• [Trecho selecionado]
· · · ·

No entanto, conflitos na África, exploração de direitos humanos e de trabalho infantil e uma demanda cada vez maior tanto por montadoras de carros quanto por fabricantes de dispositivos eletrônicos (principalmente na China), ameaçam a produção de cobalto e colocam imensas dúvidas no futuro dos carros elétricos.

O que ameaça o suprimento de cobalto no mundo

Sebastien Gandon é investidor e executivo no setor de armazenamento de baterias, biotecnologia, tecnologia da saúde e inteligência artificial. Ele escreveu diversos artigos sobre o futuro do cobalto e sua relação com os carros elétricos. No site de investidores Seeking Alpha, ele elenca quatro fatores chaves que ameaçam a cadeia produtiva.

1) A queda de preços do níquel e do cobre. Esses dois metais estão com os preços em baixa há tempos. Em 2016 chegou ao ponto mais baixo dos últimos seis anos, fazendo com que os investimentos nos depósitos dos metais se tornasse cada vez menos interessante. Com menos aportes nos metais, consequentemente se reduz a produção do cobalto, um subproduto desses materiais.

2) Conflitos no República Democrática do Congo. A maior parte do cobalto hoje é minerado no Congo. No entanto, o país passa por uma série de conflitos que acabam em desrespeito aos direitos humanos e em trabalho infantil. Como mostramos nesse texto, os mineradores, muitas vezes de 12 anos, chegam a cavar por dias, apenas com as mãos, para ganhar entre US$ 2 e US$ 3 ao dia.

Joseph Kabila, o presidente no poder desde 2001, deveria ter saído da presidência no final de 2016, mas está adiando as eleições. A medida intensificou conflitos e levantou protestos no país.

As crescentes preocupações com uma distribuição ética e que respeite os direitos humanos têm colocado em xeque as mineradoras e, consequentemente, reduzido a produção do cobalto no Congo. Por isso, experts estimam que em 2016 a queda de produção de cobalto no país chegou a 15%.

3) Monopólio chinês. Ao todo, 75% das baterias de lítio produzidas no mundo vêm da China. O país é muito dependente do cobalto que vem do Congo — mais de 90% é importado de lá. E a expectativa é que produza ainda mais baterias no futuro. Por isso, empresas chinesas estão comprando diversas fornecedoras de cobalto no Congo. A estimativa é que a China irá controlar 62% da produção de cobalto no mundo, dificultando o acesso a montadoras de carros elétricos em outros países, como é o caso da Tesla.

4) Preços crescentes. Ao passo em que mais carros elétricos forem produzidos, mais cobalto será necessário para suas baterias. Hoje, são necessários aproximadamente 15 quilos do material na bateria de um automóvel do tipo. Com ameaças na oferta e crescente demanda, o preço poderá subir consideravelmente, dando mais poder aos donos das mineradoras.

· · · ·

• [Dados fornecidos]
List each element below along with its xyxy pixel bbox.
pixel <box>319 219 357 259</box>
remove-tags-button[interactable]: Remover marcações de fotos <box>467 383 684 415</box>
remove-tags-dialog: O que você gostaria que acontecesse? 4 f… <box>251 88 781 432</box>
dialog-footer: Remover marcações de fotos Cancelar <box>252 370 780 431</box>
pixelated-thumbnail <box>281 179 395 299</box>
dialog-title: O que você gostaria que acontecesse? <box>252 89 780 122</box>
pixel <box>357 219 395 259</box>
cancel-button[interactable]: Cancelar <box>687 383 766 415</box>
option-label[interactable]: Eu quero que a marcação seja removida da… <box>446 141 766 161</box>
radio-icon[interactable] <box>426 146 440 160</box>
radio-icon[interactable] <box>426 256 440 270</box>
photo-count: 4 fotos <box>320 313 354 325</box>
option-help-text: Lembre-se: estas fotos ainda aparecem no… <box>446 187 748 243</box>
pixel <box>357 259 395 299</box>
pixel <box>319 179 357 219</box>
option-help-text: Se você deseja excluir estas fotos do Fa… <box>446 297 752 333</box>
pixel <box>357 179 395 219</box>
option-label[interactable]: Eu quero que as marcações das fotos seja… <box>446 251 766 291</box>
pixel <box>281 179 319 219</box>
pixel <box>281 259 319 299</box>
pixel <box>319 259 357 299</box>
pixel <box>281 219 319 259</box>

· · · ·

• [Tarefa 1]
Responda às perguntas a seguir com base no texto sobre o cobalto.
(a) Que percentual das baterias de lítio produzidas no mundo vem da China?
(b) Desde que ano Joseph Kabila está no poder?
(c) Quantos quilos de cobalto são necessários, aproximadamente, na bateria de um carro elétrico?
• [Tarefa 2] Reproduza o trecho do texto sobre o cobalto que vai de "Joseph Kabila, o" até "chegou a 15%.", sem nenhuma alteração.
A listagem é um material independente do texto sobre o cobalto.

• [Resposta 1]
(a) 75%.
(b) Desde 2001.
(c) Aproximadamente 15 quilos.

• [Resposta 2]
Joseph Kabila, o presidente no poder desde 2001, deveria ter saído da presidência no final de 2016, mas está adiando as eleições. A medida intensificou conflitos e levantou protestos no país.

As crescentes preocupações com uma distribuição ética e que respeite os direitos humanos têm colocado em xeque as mineradoras e, consequentemente, reduzido a produção do cobalto no Congo. Por isso, experts estimam que em 2016 a queda de produção de cobalto no país chegou a 15%.